Work required. Output the full listing below exactly as it reads, and skip anything that is a picture.

== Entries

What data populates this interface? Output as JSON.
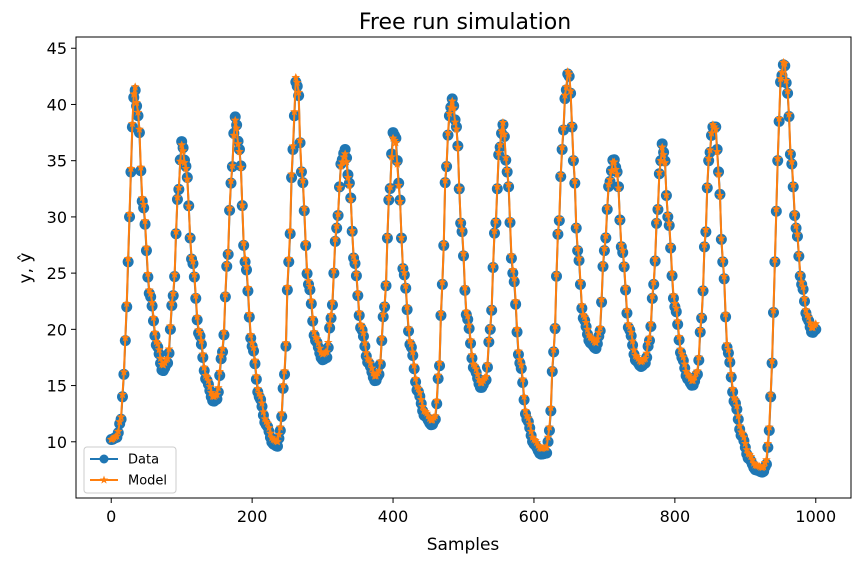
{
  "chart_data": {
    "type": "line",
    "title": "Free run simulation",
    "xlabel": "Samples",
    "ylabel": "y, ŷ",
    "xlim": [
      -50,
      1050
    ],
    "ylim": [
      5.0,
      46.0
    ],
    "x_ticks": [
      0,
      200,
      400,
      600,
      800,
      1000
    ],
    "y_ticks": [
      10,
      15,
      20,
      25,
      30,
      35,
      40,
      45
    ],
    "grid": false,
    "legend_position": "lower-left",
    "series": [
      {
        "name": "Data",
        "color": "#1f77b4",
        "marker": "circle",
        "x": [
          0,
          8,
          14,
          18,
          22,
          26,
          30,
          33,
          38,
          45,
          55,
          65,
          73,
          80,
          88,
          95,
          100,
          106,
          115,
          125,
          135,
          145,
          150,
          158,
          165,
          170,
          176,
          182,
          190,
          200,
          210,
          220,
          230,
          236,
          240,
          246,
          252,
          258,
          262,
          265,
          270,
          280,
          290,
          300,
          306,
          312,
          320,
          327,
          332,
          338,
          345,
          355,
          365,
          375,
          380,
          388,
          395,
          400,
          404,
          408,
          415,
          425,
          435,
          445,
          455,
          460,
          465,
          470,
          475,
          480,
          484,
          490,
          497,
          505,
          515,
          525,
          532,
          538,
          545,
          551,
          556,
          562,
          570,
          580,
          590,
          600,
          610,
          618,
          622,
          628,
          635,
          640,
          645,
          649,
          652,
          656,
          662,
          670,
          680,
          688,
          693,
          700,
          707,
          713,
          718,
          725,
          735,
          745,
          752,
          758,
          764,
          770,
          775,
          779,
          782,
          785,
          790,
          800,
          810,
          818,
          825,
          832,
          838,
          843,
          848,
          854,
          858,
          862,
          868,
          875,
          885,
          895,
          905,
          915,
          925,
          930,
          934,
          938,
          942,
          946,
          950,
          955,
          960,
          965,
          972,
          980,
          988,
          995,
          1000
        ],
        "values": [
          10.2,
          10.4,
          12.0,
          16.0,
          22.0,
          30.0,
          38.0,
          41.5,
          39.0,
          31.0,
          23.0,
          18.5,
          16.3,
          17.0,
          23.0,
          32.0,
          36.7,
          34.5,
          26.0,
          19.5,
          15.5,
          13.6,
          13.8,
          18.0,
          26.0,
          33.0,
          38.9,
          36.0,
          26.0,
          18.5,
          14.0,
          11.5,
          9.8,
          9.6,
          11.0,
          16.0,
          26.0,
          36.0,
          42.0,
          41.5,
          34.0,
          24.0,
          19.0,
          17.3,
          17.5,
          21.0,
          29.0,
          35.0,
          36.0,
          33.0,
          26.0,
          20.0,
          17.0,
          15.4,
          16.0,
          22.0,
          32.0,
          37.5,
          37.0,
          33.0,
          25.0,
          18.5,
          14.5,
          12.3,
          11.5,
          12.0,
          16.0,
          24.0,
          34.0,
          39.0,
          40.5,
          38.0,
          29.0,
          21.0,
          16.5,
          14.8,
          15.5,
          20.0,
          29.0,
          36.0,
          38.2,
          34.0,
          25.0,
          17.0,
          12.0,
          9.8,
          8.9,
          9.0,
          11.0,
          18.0,
          29.0,
          36.0,
          41.0,
          43.0,
          41.0,
          35.0,
          27.0,
          21.0,
          18.8,
          18.3,
          19.5,
          27.0,
          33.0,
          35.2,
          34.0,
          27.0,
          20.0,
          17.2,
          16.7,
          17.0,
          19.0,
          24.0,
          30.0,
          34.5,
          36.5,
          35.5,
          30.0,
          22.0,
          17.5,
          15.6,
          15.0,
          16.0,
          21.0,
          28.0,
          35.0,
          38.0,
          38.0,
          34.0,
          26.0,
          18.0,
          13.5,
          10.5,
          8.5,
          7.5,
          7.3,
          8.0,
          11.0,
          17.0,
          26.0,
          35.0,
          42.0,
          43.7,
          41.0,
          35.0,
          29.0,
          24.0,
          21.0,
          19.7,
          20.0
        ]
      },
      {
        "name": "Model",
        "color": "#ff7f0e",
        "marker": "star",
        "x": [
          0,
          8,
          14,
          18,
          22,
          26,
          30,
          33,
          38,
          45,
          55,
          65,
          73,
          80,
          88,
          95,
          100,
          106,
          115,
          125,
          135,
          145,
          150,
          158,
          165,
          170,
          176,
          182,
          190,
          200,
          210,
          220,
          230,
          236,
          240,
          246,
          252,
          258,
          262,
          265,
          270,
          280,
          290,
          300,
          306,
          312,
          320,
          327,
          332,
          338,
          345,
          355,
          365,
          375,
          380,
          388,
          395,
          400,
          404,
          408,
          415,
          425,
          435,
          445,
          455,
          460,
          465,
          470,
          475,
          480,
          484,
          490,
          497,
          505,
          515,
          525,
          532,
          538,
          545,
          551,
          556,
          562,
          570,
          580,
          590,
          600,
          610,
          618,
          622,
          628,
          635,
          640,
          645,
          649,
          652,
          656,
          662,
          670,
          680,
          688,
          693,
          700,
          707,
          713,
          718,
          725,
          735,
          745,
          752,
          758,
          764,
          770,
          775,
          779,
          782,
          785,
          790,
          800,
          810,
          818,
          825,
          832,
          838,
          843,
          848,
          854,
          858,
          862,
          868,
          875,
          885,
          895,
          905,
          915,
          925,
          930,
          934,
          938,
          942,
          946,
          950,
          955,
          960,
          965,
          972,
          980,
          988,
          995,
          1000
        ],
        "values": [
          10.2,
          10.5,
          12.2,
          16.2,
          22.3,
          30.3,
          38.3,
          41.8,
          39.3,
          31.3,
          23.3,
          18.8,
          16.8,
          17.4,
          23.2,
          32.2,
          36.4,
          34.3,
          26.2,
          19.8,
          15.8,
          14.0,
          14.2,
          18.3,
          26.2,
          33.2,
          38.6,
          35.8,
          26.3,
          18.8,
          14.3,
          11.8,
          10.2,
          10.0,
          11.3,
          16.3,
          26.3,
          36.3,
          42.4,
          41.8,
          34.2,
          24.3,
          19.3,
          17.8,
          18.0,
          21.3,
          29.2,
          34.8,
          35.6,
          32.8,
          26.2,
          20.3,
          17.3,
          15.8,
          16.3,
          22.2,
          32.2,
          37.0,
          36.6,
          32.8,
          25.2,
          18.8,
          14.8,
          12.7,
          11.9,
          12.3,
          16.3,
          24.2,
          34.2,
          39.2,
          40.3,
          37.8,
          29.2,
          21.3,
          16.8,
          15.2,
          15.8,
          20.2,
          29.2,
          36.2,
          38.4,
          34.2,
          25.3,
          17.3,
          12.3,
          10.2,
          9.4,
          9.5,
          11.3,
          18.2,
          29.2,
          36.2,
          41.3,
          43.2,
          41.2,
          35.2,
          27.2,
          21.3,
          19.3,
          18.8,
          19.8,
          27.2,
          33.2,
          35.0,
          33.8,
          27.2,
          20.3,
          17.6,
          17.1,
          17.4,
          19.3,
          24.2,
          30.2,
          34.6,
          36.2,
          35.3,
          30.2,
          22.3,
          17.8,
          16.0,
          15.4,
          16.3,
          21.2,
          28.2,
          35.2,
          38.2,
          37.8,
          33.8,
          26.2,
          18.3,
          13.8,
          10.8,
          8.9,
          7.9,
          7.7,
          8.4,
          11.3,
          17.2,
          26.2,
          35.2,
          42.3,
          43.9,
          41.2,
          35.2,
          29.2,
          24.2,
          21.3,
          20.1,
          20.5
        ]
      }
    ]
  }
}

====

Problem solution.
What data populates this interface? Output as JSON.
{
  "chart_data": {
    "type": "line",
    "title": "Free run simulation",
    "xlabel": "Samples",
    "ylabel": "y, ŷ",
    "xlim": [
      -50,
      1050
    ],
    "ylim": [
      5.0,
      46.0
    ],
    "x_ticks": [
      0,
      200,
      400,
      600,
      800,
      1000
    ],
    "y_ticks": [
      10,
      15,
      20,
      25,
      30,
      35,
      40,
      45
    ],
    "grid": false,
    "legend_position": "lower-left",
    "series": [
      {
        "name": "Data",
        "color": "#1f77b4",
        "marker": "circle",
        "x": [
          0,
          8,
          14,
          18,
          22,
          26,
          30,
          33,
          38,
          45,
          55,
          65,
          73,
          80,
          88,
          95,
          100,
          106,
          115,
          125,
          135,
          145,
          150,
          158,
          165,
          170,
          176,
          182,
          190,
          200,
          210,
          220,
          230,
          236,
          240,
          246,
          252,
          258,
          262,
          265,
          270,
          280,
          290,
          300,
          306,
          312,
          320,
          327,
          332,
          338,
          345,
          355,
          365,
          375,
          380,
          388,
          395,
          400,
          404,
          408,
          415,
          425,
          435,
          445,
          455,
          460,
          465,
          470,
          475,
          480,
          484,
          490,
          497,
          505,
          515,
          525,
          532,
          538,
          545,
          551,
          556,
          562,
          570,
          580,
          590,
          600,
          610,
          618,
          622,
          628,
          635,
          640,
          645,
          649,
          652,
          656,
          662,
          670,
          680,
          688,
          693,
          700,
          707,
          713,
          718,
          725,
          735,
          745,
          752,
          758,
          764,
          770,
          775,
          779,
          782,
          785,
          790,
          800,
          810,
          818,
          825,
          832,
          838,
          843,
          848,
          854,
          858,
          862,
          868,
          875,
          885,
          895,
          905,
          915,
          925,
          930,
          934,
          938,
          942,
          946,
          950,
          955,
          960,
          965,
          972,
          980,
          988,
          995,
          1000
        ],
        "values": [
          10.2,
          10.4,
          12.0,
          16.0,
          22.0,
          30.0,
          38.0,
          41.5,
          39.0,
          31.0,
          23.0,
          18.5,
          16.3,
          17.0,
          23.0,
          32.0,
          36.7,
          34.5,
          26.0,
          19.5,
          15.5,
          13.6,
          13.8,
          18.0,
          26.0,
          33.0,
          38.9,
          36.0,
          26.0,
          18.5,
          14.0,
          11.5,
          9.8,
          9.6,
          11.0,
          16.0,
          26.0,
          36.0,
          42.0,
          41.5,
          34.0,
          24.0,
          19.0,
          17.3,
          17.5,
          21.0,
          29.0,
          35.0,
          36.0,
          33.0,
          26.0,
          20.0,
          17.0,
          15.4,
          16.0,
          22.0,
          32.0,
          37.5,
          37.0,
          33.0,
          25.0,
          18.5,
          14.5,
          12.3,
          11.5,
          12.0,
          16.0,
          24.0,
          34.0,
          39.0,
          40.5,
          38.0,
          29.0,
          21.0,
          16.5,
          14.8,
          15.5,
          20.0,
          29.0,
          36.0,
          38.2,
          34.0,
          25.0,
          17.0,
          12.0,
          9.8,
          8.9,
          9.0,
          11.0,
          18.0,
          29.0,
          36.0,
          41.0,
          43.0,
          41.0,
          35.0,
          27.0,
          21.0,
          18.8,
          18.3,
          19.5,
          27.0,
          33.0,
          35.2,
          34.0,
          27.0,
          20.0,
          17.2,
          16.7,
          17.0,
          19.0,
          24.0,
          30.0,
          34.5,
          36.5,
          35.5,
          30.0,
          22.0,
          17.5,
          15.6,
          15.0,
          16.0,
          21.0,
          28.0,
          35.0,
          38.0,
          38.0,
          34.0,
          26.0,
          18.0,
          13.5,
          10.5,
          8.5,
          7.5,
          7.3,
          8.0,
          11.0,
          17.0,
          26.0,
          35.0,
          42.0,
          43.7,
          41.0,
          35.0,
          29.0,
          24.0,
          21.0,
          19.7,
          20.0
        ]
      },
      {
        "name": "Model",
        "color": "#ff7f0e",
        "marker": "star",
        "x": [
          0,
          8,
          14,
          18,
          22,
          26,
          30,
          33,
          38,
          45,
          55,
          65,
          73,
          80,
          88,
          95,
          100,
          106,
          115,
          125,
          135,
          145,
          150,
          158,
          165,
          170,
          176,
          182,
          190,
          200,
          210,
          220,
          230,
          236,
          240,
          246,
          252,
          258,
          262,
          265,
          270,
          280,
          290,
          300,
          306,
          312,
          320,
          327,
          332,
          338,
          345,
          355,
          365,
          375,
          380,
          388,
          395,
          400,
          404,
          408,
          415,
          425,
          435,
          445,
          455,
          460,
          465,
          470,
          475,
          480,
          484,
          490,
          497,
          505,
          515,
          525,
          532,
          538,
          545,
          551,
          556,
          562,
          570,
          580,
          590,
          600,
          610,
          618,
          622,
          628,
          635,
          640,
          645,
          649,
          652,
          656,
          662,
          670,
          680,
          688,
          693,
          700,
          707,
          713,
          718,
          725,
          735,
          745,
          752,
          758,
          764,
          770,
          775,
          779,
          782,
          785,
          790,
          800,
          810,
          818,
          825,
          832,
          838,
          843,
          848,
          854,
          858,
          862,
          868,
          875,
          885,
          895,
          905,
          915,
          925,
          930,
          934,
          938,
          942,
          946,
          950,
          955,
          960,
          965,
          972,
          980,
          988,
          995,
          1000
        ],
        "values": [
          10.2,
          10.5,
          12.2,
          16.2,
          22.3,
          30.3,
          38.3,
          41.8,
          39.3,
          31.3,
          23.3,
          18.8,
          16.8,
          17.4,
          23.2,
          32.2,
          36.4,
          34.3,
          26.2,
          19.8,
          15.8,
          14.0,
          14.2,
          18.3,
          26.2,
          33.2,
          38.6,
          35.8,
          26.3,
          18.8,
          14.3,
          11.8,
          10.2,
          10.0,
          11.3,
          16.3,
          26.3,
          36.3,
          42.4,
          41.8,
          34.2,
          24.3,
          19.3,
          17.8,
          18.0,
          21.3,
          29.2,
          34.8,
          35.6,
          32.8,
          26.2,
          20.3,
          17.3,
          15.8,
          16.3,
          22.2,
          32.2,
          37.0,
          36.6,
          32.8,
          25.2,
          18.8,
          14.8,
          12.7,
          11.9,
          12.3,
          16.3,
          24.2,
          34.2,
          39.2,
          40.3,
          37.8,
          29.2,
          21.3,
          16.8,
          15.2,
          15.8,
          20.2,
          29.2,
          36.2,
          38.4,
          34.2,
          25.3,
          17.3,
          12.3,
          10.2,
          9.4,
          9.5,
          11.3,
          18.2,
          29.2,
          36.2,
          41.3,
          43.2,
          41.2,
          35.2,
          27.2,
          21.3,
          19.3,
          18.8,
          19.8,
          27.2,
          33.2,
          35.0,
          33.8,
          27.2,
          20.3,
          17.6,
          17.1,
          17.4,
          19.3,
          24.2,
          30.2,
          34.6,
          36.2,
          35.3,
          30.2,
          22.3,
          17.8,
          16.0,
          15.4,
          16.3,
          21.2,
          28.2,
          35.2,
          38.2,
          37.8,
          33.8,
          26.2,
          18.3,
          13.8,
          10.8,
          8.9,
          7.9,
          7.7,
          8.4,
          11.3,
          17.2,
          26.2,
          35.2,
          42.3,
          43.9,
          41.2,
          35.2,
          29.2,
          24.2,
          21.3,
          20.1,
          20.5
        ]
      }
    ]
  }
}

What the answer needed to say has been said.